Keep only the lines of the data below that contain "this", and copy them.

[Stored items from a collection]
**********

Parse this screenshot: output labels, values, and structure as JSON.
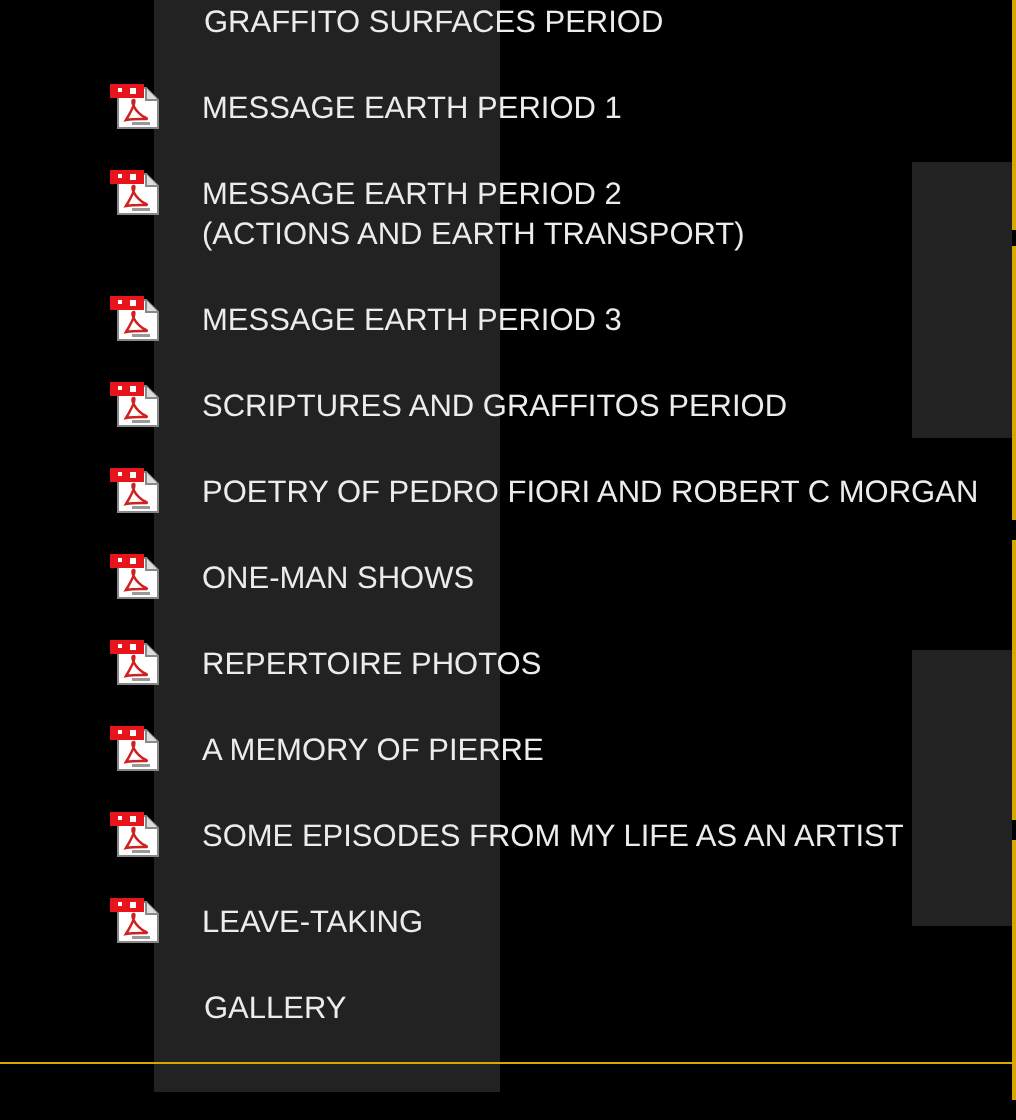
{
  "menu": {
    "items": [
      {
        "kind": "link",
        "lines": [
          "GRAFFITO SURFACES PERIOD"
        ]
      },
      {
        "kind": "pdf",
        "lines": [
          "MESSAGE EARTH PERIOD 1"
        ]
      },
      {
        "kind": "pdf",
        "lines": [
          "MESSAGE EARTH PERIOD 2",
          "(ACTIONS AND EARTH TRANSPORT)"
        ]
      },
      {
        "kind": "pdf",
        "lines": [
          "MESSAGE EARTH PERIOD 3"
        ]
      },
      {
        "kind": "pdf",
        "lines": [
          "SCRIPTURES AND GRAFFITOS PERIOD"
        ]
      },
      {
        "kind": "pdf",
        "lines": [
          "POETRY OF PEDRO FIORI AND ROBERT C MORGAN"
        ]
      },
      {
        "kind": "pdf",
        "lines": [
          "ONE-MAN SHOWS"
        ]
      },
      {
        "kind": "pdf",
        "lines": [
          "REPERTOIRE PHOTOS"
        ]
      },
      {
        "kind": "pdf",
        "lines": [
          "A MEMORY OF PIERRE"
        ]
      },
      {
        "kind": "pdf",
        "lines": [
          "SOME EPISODES FROM MY LIFE AS AN ARTIST"
        ]
      },
      {
        "kind": "pdf",
        "lines": [
          "LEAVE-TAKING"
        ]
      },
      {
        "kind": "link",
        "lines": [
          "GALLERY"
        ]
      }
    ]
  }
}
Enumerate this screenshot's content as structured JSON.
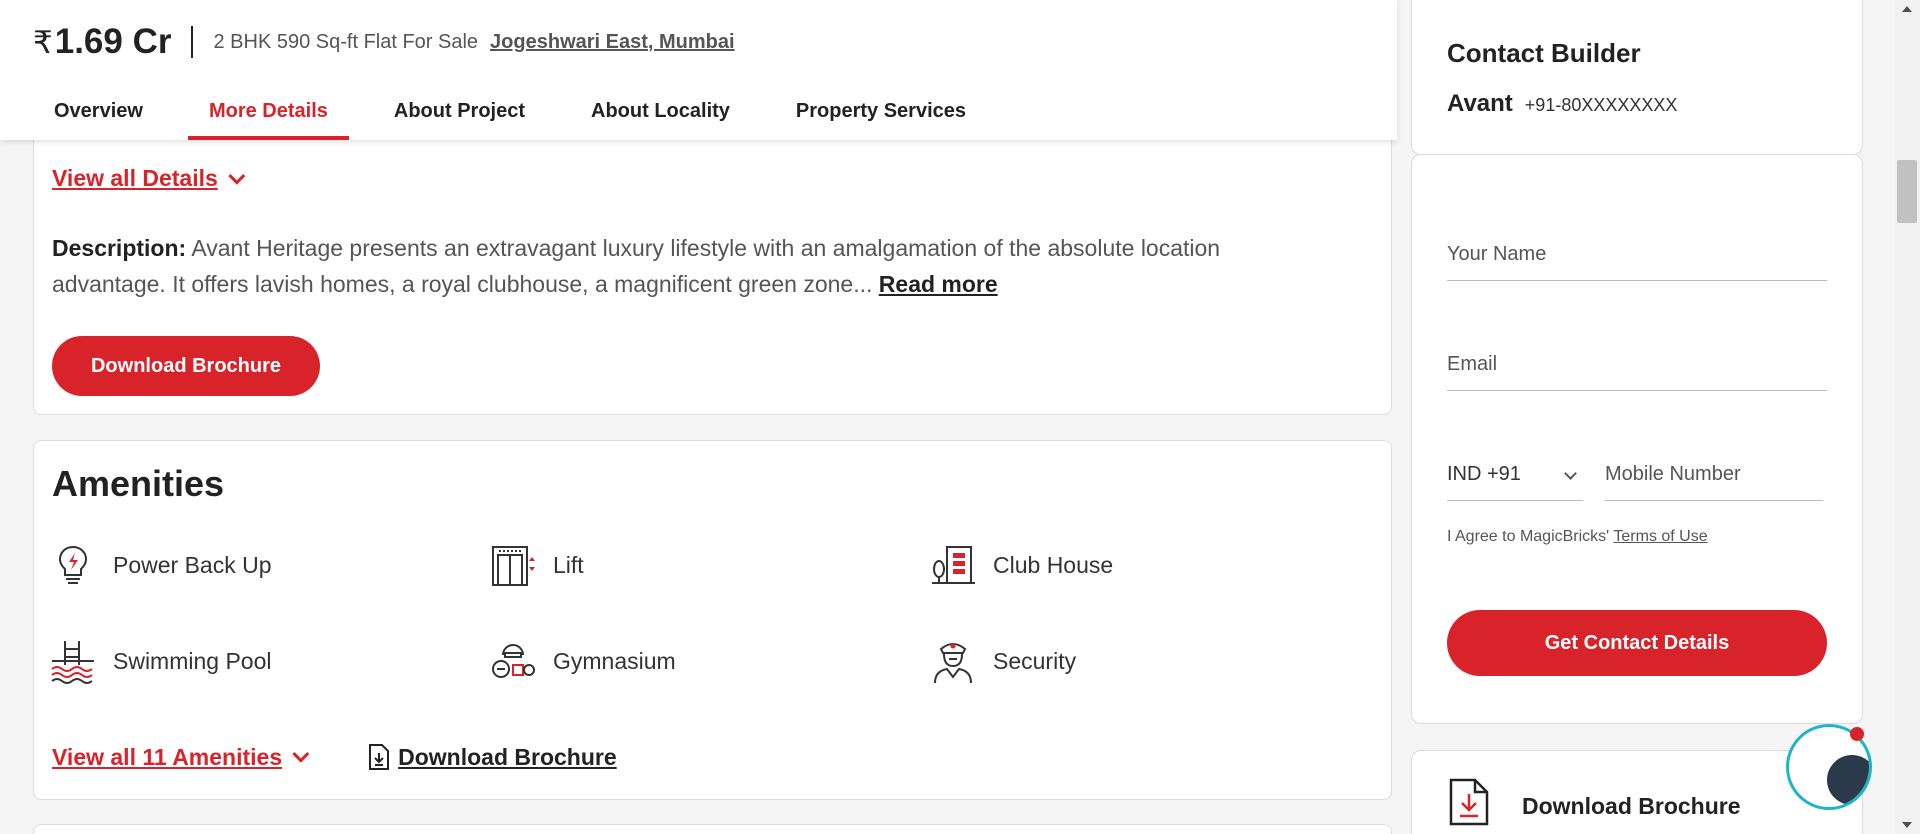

**********

Task output:
Parse this screenshot: output labels, values, and structure as JSON.
Enumerate this screenshot's content as structured JSON.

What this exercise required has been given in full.